* [Task statement] Look through the material and copy each line holding "this".

________________________

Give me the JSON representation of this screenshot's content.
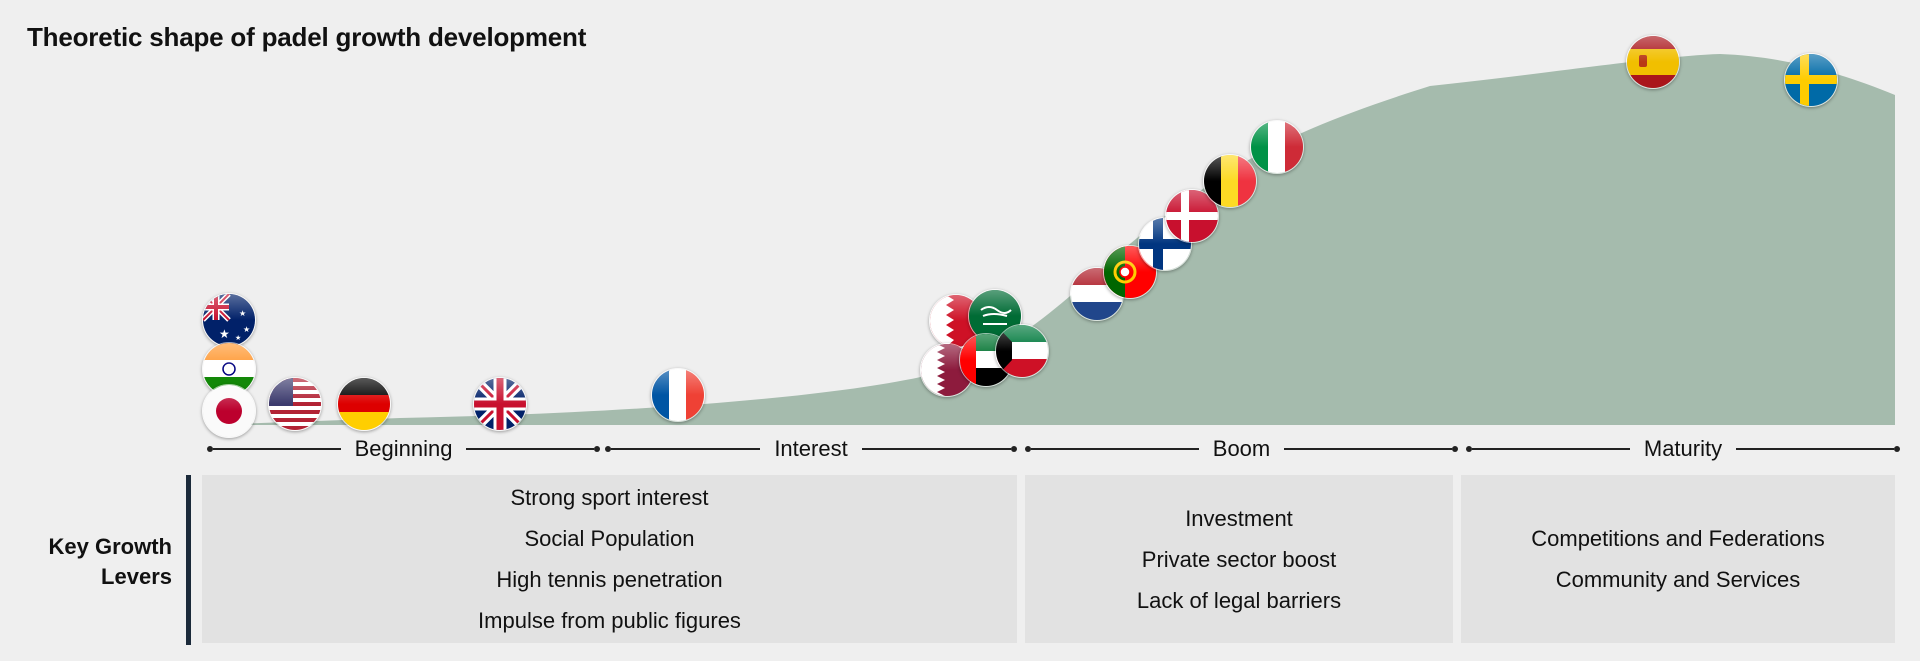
{
  "title": "Theoretic shape of padel growth development",
  "stages": [
    "Beginning",
    "Interest",
    "Boom",
    "Maturity"
  ],
  "key_growth_levers_label": "Key Growth Levers",
  "levers": {
    "beginning_interest": [
      "Strong sport interest",
      "Social Population",
      "High tennis penetration",
      "Impulse from public figures"
    ],
    "boom": [
      "Investment",
      "Private sector boost",
      "Lack of legal barriers"
    ],
    "maturity": [
      "Competitions and Federations",
      "Community and Services"
    ]
  },
  "colors": {
    "background": "#efefef",
    "curve_fill": "#a5bbad",
    "box_fill": "#e2e2e2",
    "accent_bar": "#1b2a3a"
  },
  "flags": [
    "australia",
    "india",
    "japan",
    "usa",
    "germany",
    "united-kingdom",
    "france",
    "bahrain",
    "saudi-arabia",
    "qatar",
    "uae",
    "kuwait",
    "netherlands",
    "portugal",
    "finland",
    "denmark",
    "belgium",
    "italy",
    "spain",
    "sweden"
  ]
}
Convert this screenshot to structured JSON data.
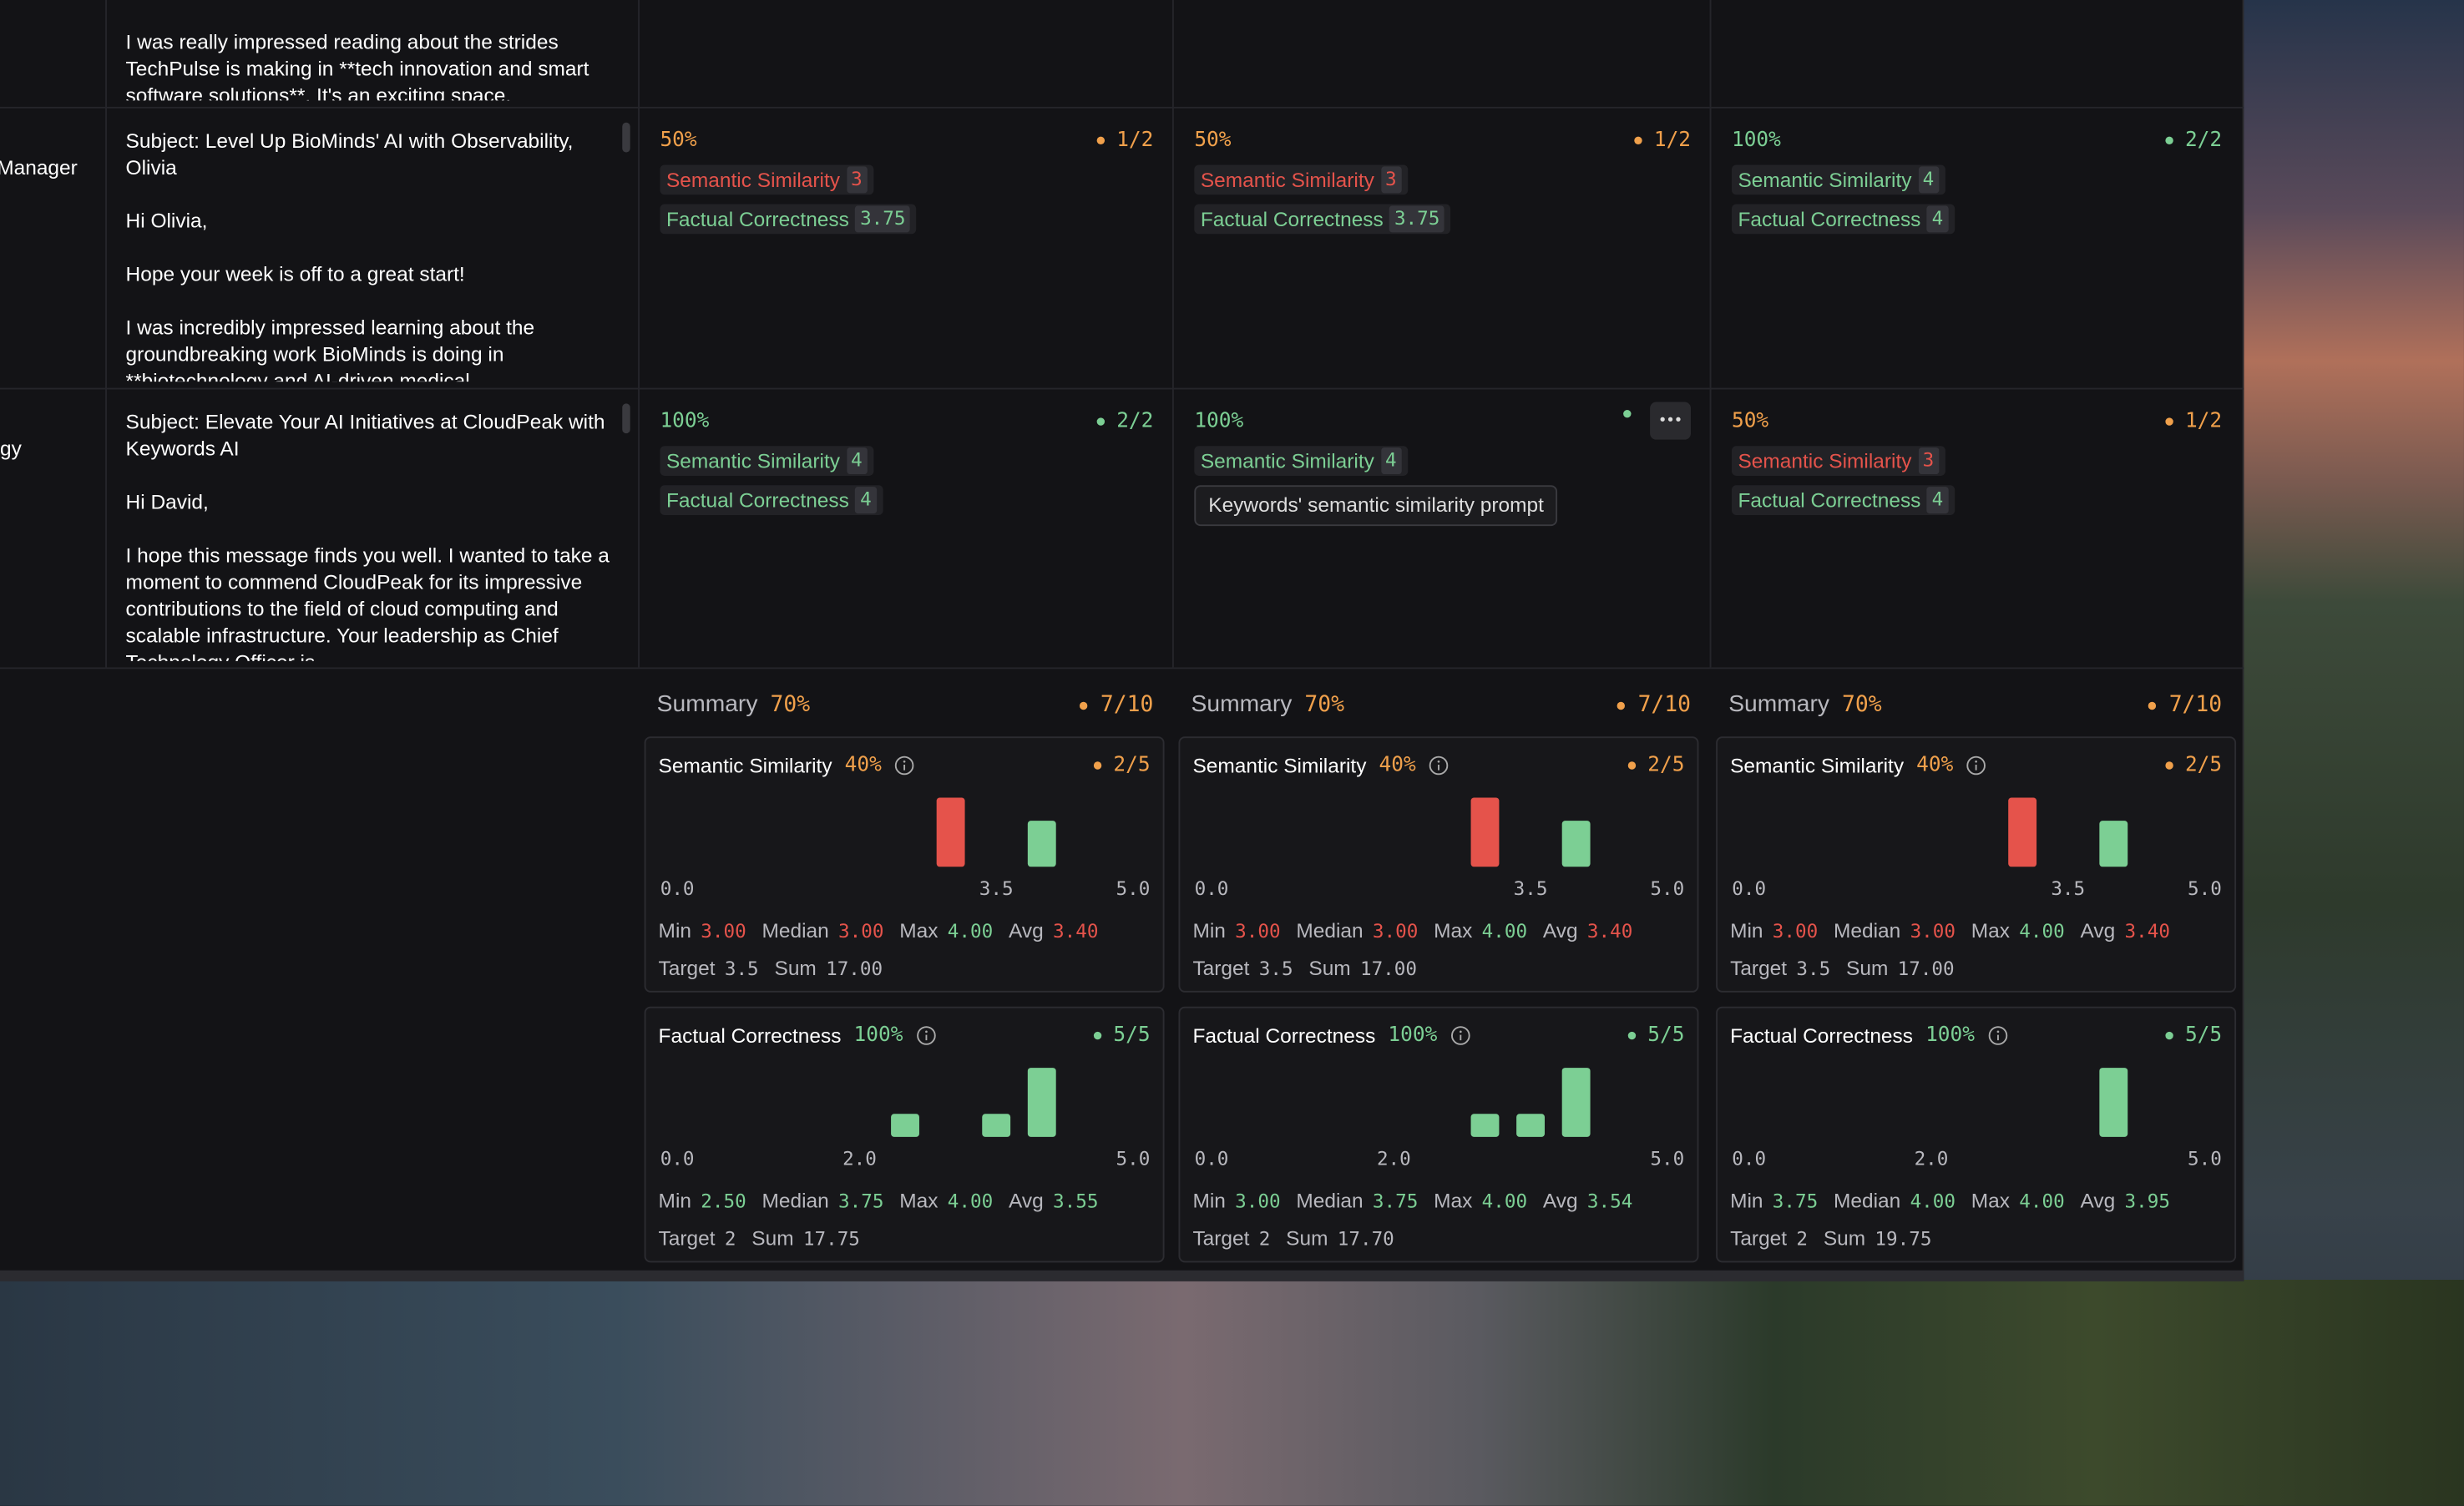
{
  "rows": [
    {
      "email": "I was really impressed reading about the strides TechPulse is making in **tech innovation and smart software solutions**. It's an exciting space."
    },
    {
      "label": "Manager",
      "email": "Subject: Level Up BioMinds' AI with Observability, Olivia\n\nHi Olivia,\n\nHope your week is off to a great start!\n\nI was incredibly impressed learning about the groundbreaking work BioMinds is doing in **biotechnology and AI-driven medical",
      "cells": [
        {
          "pct": "50%",
          "pct_color": "#f0a04b",
          "score": "1/2",
          "score_color": "#f0a04b",
          "metrics": [
            {
              "name": "Semantic Similarity",
              "value": 3,
              "color": "#e5534b"
            },
            {
              "name": "Factual Correctness",
              "value": 3.75,
              "color": "#7ccf94"
            }
          ]
        },
        {
          "pct": "50%",
          "pct_color": "#f0a04b",
          "score": "1/2",
          "score_color": "#f0a04b",
          "metrics": [
            {
              "name": "Semantic Similarity",
              "value": 3,
              "color": "#e5534b"
            },
            {
              "name": "Factual Correctness",
              "value": 3.75,
              "color": "#7ccf94"
            }
          ]
        },
        {
          "pct": "100%",
          "pct_color": "#7ccf94",
          "score": "2/2",
          "score_color": "#7ccf94",
          "metrics": [
            {
              "name": "Semantic Similarity",
              "value": 4,
              "color": "#7ccf94"
            },
            {
              "name": "Factual Correctness",
              "value": 4,
              "color": "#7ccf94"
            }
          ]
        }
      ]
    },
    {
      "label": "gy",
      "email": "Subject: Elevate Your AI Initiatives at CloudPeak with Keywords AI\n\nHi David,\n\nI hope this message finds you well. I wanted to take a moment to commend CloudPeak for its impressive contributions to the field of cloud computing and scalable infrastructure. Your leadership as Chief Technology Officer is",
      "cells": [
        {
          "pct": "100%",
          "pct_color": "#7ccf94",
          "score": "2/2",
          "score_color": "#7ccf94",
          "metrics": [
            {
              "name": "Semantic Similarity",
              "value": 4,
              "color": "#7ccf94"
            },
            {
              "name": "Factual Correctness",
              "value": 4,
              "color": "#7ccf94"
            }
          ]
        },
        {
          "pct": "100%",
          "pct_color": "#7ccf94",
          "score_color": "#7ccf94",
          "metrics": [
            {
              "name": "Semantic Similarity",
              "value": 4,
              "color": "#7ccf94"
            }
          ],
          "tooltip": "Keywords' semantic similarity prompt"
        },
        {
          "pct": "50%",
          "pct_color": "#f0a04b",
          "score": "1/2",
          "score_color": "#f0a04b",
          "metrics": [
            {
              "name": "Semantic Similarity",
              "value": 3,
              "color": "#e5534b"
            },
            {
              "name": "Factual Correctness",
              "value": 4,
              "color": "#7ccf94"
            }
          ]
        }
      ]
    }
  ],
  "summary": [
    {
      "label": "Summary",
      "pct": "70%",
      "score": "7/10",
      "color": "#f0a04b",
      "charts": [
        {
          "title": "Semantic Similarity",
          "pct": "40%",
          "color": "#f0a04b",
          "score": "2/5",
          "xlim": [
            0,
            5
          ],
          "xticks": [
            {
              "value": 0,
              "label": "0.0"
            },
            {
              "value": 3.5,
              "label": "3.5"
            },
            {
              "value": 5,
              "label": "5.0"
            }
          ],
          "bars": [
            {
              "x": 3,
              "count": 3,
              "color": "#e5534b"
            },
            {
              "x": 4,
              "count": 2,
              "color": "#7ccf94"
            }
          ],
          "stats": [
            {
              "label": "Min",
              "value": "3.00",
              "color": "#e5534b"
            },
            {
              "label": "Median",
              "value": "3.00",
              "color": "#e5534b"
            },
            {
              "label": "Max",
              "value": "4.00",
              "color": "#7ccf94"
            },
            {
              "label": "Avg",
              "value": "3.40",
              "color": "#e5534b"
            }
          ],
          "totals": [
            {
              "label": "Target",
              "value": "3.5"
            },
            {
              "label": "Sum",
              "value": "17.00"
            }
          ]
        },
        {
          "title": "Factual Correctness",
          "pct": "100%",
          "color": "#7ccf94",
          "score": "5/5",
          "xlim": [
            0,
            5
          ],
          "xticks": [
            {
              "value": 0,
              "label": "0.0"
            },
            {
              "value": 2,
              "label": "2.0"
            },
            {
              "value": 5,
              "label": "5.0"
            }
          ],
          "bars": [
            {
              "x": 2.5,
              "count": 1,
              "color": "#7ccf94"
            },
            {
              "x": 3.5,
              "count": 1,
              "color": "#7ccf94"
            },
            {
              "x": 4,
              "count": 3,
              "color": "#7ccf94"
            }
          ],
          "stats": [
            {
              "label": "Min",
              "value": "2.50",
              "color": "#7ccf94"
            },
            {
              "label": "Median",
              "value": "3.75",
              "color": "#7ccf94"
            },
            {
              "label": "Max",
              "value": "4.00",
              "color": "#7ccf94"
            },
            {
              "label": "Avg",
              "value": "3.55",
              "color": "#7ccf94"
            }
          ],
          "totals": [
            {
              "label": "Target",
              "value": "2"
            },
            {
              "label": "Sum",
              "value": "17.75"
            }
          ]
        }
      ]
    },
    {
      "label": "Summary",
      "pct": "70%",
      "score": "7/10",
      "color": "#f0a04b",
      "charts": [
        {
          "title": "Semantic Similarity",
          "pct": "40%",
          "color": "#f0a04b",
          "score": "2/5",
          "xlim": [
            0,
            5
          ],
          "xticks": [
            {
              "value": 0,
              "label": "0.0"
            },
            {
              "value": 3.5,
              "label": "3.5"
            },
            {
              "value": 5,
              "label": "5.0"
            }
          ],
          "bars": [
            {
              "x": 3,
              "count": 3,
              "color": "#e5534b"
            },
            {
              "x": 4,
              "count": 2,
              "color": "#7ccf94"
            }
          ],
          "stats": [
            {
              "label": "Min",
              "value": "3.00",
              "color": "#e5534b"
            },
            {
              "label": "Median",
              "value": "3.00",
              "color": "#e5534b"
            },
            {
              "label": "Max",
              "value": "4.00",
              "color": "#7ccf94"
            },
            {
              "label": "Avg",
              "value": "3.40",
              "color": "#e5534b"
            }
          ],
          "totals": [
            {
              "label": "Target",
              "value": "3.5"
            },
            {
              "label": "Sum",
              "value": "17.00"
            }
          ]
        },
        {
          "title": "Factual Correctness",
          "pct": "100%",
          "color": "#7ccf94",
          "score": "5/5",
          "xlim": [
            0,
            5
          ],
          "xticks": [
            {
              "value": 0,
              "label": "0.0"
            },
            {
              "value": 2,
              "label": "2.0"
            },
            {
              "value": 5,
              "label": "5.0"
            }
          ],
          "bars": [
            {
              "x": 3,
              "count": 1,
              "color": "#7ccf94"
            },
            {
              "x": 3.5,
              "count": 1,
              "color": "#7ccf94"
            },
            {
              "x": 4,
              "count": 3,
              "color": "#7ccf94"
            }
          ],
          "stats": [
            {
              "label": "Min",
              "value": "3.00",
              "color": "#7ccf94"
            },
            {
              "label": "Median",
              "value": "3.75",
              "color": "#7ccf94"
            },
            {
              "label": "Max",
              "value": "4.00",
              "color": "#7ccf94"
            },
            {
              "label": "Avg",
              "value": "3.54",
              "color": "#7ccf94"
            }
          ],
          "totals": [
            {
              "label": "Target",
              "value": "2"
            },
            {
              "label": "Sum",
              "value": "17.70"
            }
          ]
        }
      ]
    },
    {
      "label": "Summary",
      "pct": "70%",
      "score": "7/10",
      "color": "#f0a04b",
      "charts": [
        {
          "title": "Semantic Similarity",
          "pct": "40%",
          "color": "#f0a04b",
          "score": "2/5",
          "xlim": [
            0,
            5
          ],
          "xticks": [
            {
              "value": 0,
              "label": "0.0"
            },
            {
              "value": 3.5,
              "label": "3.5"
            },
            {
              "value": 5,
              "label": "5.0"
            }
          ],
          "bars": [
            {
              "x": 3,
              "count": 3,
              "color": "#e5534b"
            },
            {
              "x": 4,
              "count": 2,
              "color": "#7ccf94"
            }
          ],
          "stats": [
            {
              "label": "Min",
              "value": "3.00",
              "color": "#e5534b"
            },
            {
              "label": "Median",
              "value": "3.00",
              "color": "#e5534b"
            },
            {
              "label": "Max",
              "value": "4.00",
              "color": "#7ccf94"
            },
            {
              "label": "Avg",
              "value": "3.40",
              "color": "#e5534b"
            }
          ],
          "totals": [
            {
              "label": "Target",
              "value": "3.5"
            },
            {
              "label": "Sum",
              "value": "17.00"
            }
          ]
        },
        {
          "title": "Factual Correctness",
          "pct": "100%",
          "color": "#7ccf94",
          "score": "5/5",
          "xlim": [
            0,
            5
          ],
          "xticks": [
            {
              "value": 0,
              "label": "0.0"
            },
            {
              "value": 2,
              "label": "2.0"
            },
            {
              "value": 5,
              "label": "5.0"
            }
          ],
          "bars": [
            {
              "x": 4,
              "count": 5,
              "color": "#7ccf94"
            }
          ],
          "stats": [
            {
              "label": "Min",
              "value": "3.75",
              "color": "#7ccf94"
            },
            {
              "label": "Median",
              "value": "4.00",
              "color": "#7ccf94"
            },
            {
              "label": "Max",
              "value": "4.00",
              "color": "#7ccf94"
            },
            {
              "label": "Avg",
              "value": "3.95",
              "color": "#7ccf94"
            }
          ],
          "totals": [
            {
              "label": "Target",
              "value": "2"
            },
            {
              "label": "Sum",
              "value": "19.75"
            }
          ]
        }
      ]
    }
  ]
}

________________________

* [Task response]
Give me the JSON representation of this screenshot's content.
Convert this screenshot to structured JSON data.
      "email": "Subject: Elevate Your AI Initiatives at CloudPeak with Keywords AI\n\nHi David,\n\nI hope this message finds you well. I wanted to take a moment to commend CloudPeak for its impressive contributions to the field of cloud computing and scalable infrastructure. Your leadership as Chief Technology Officer is",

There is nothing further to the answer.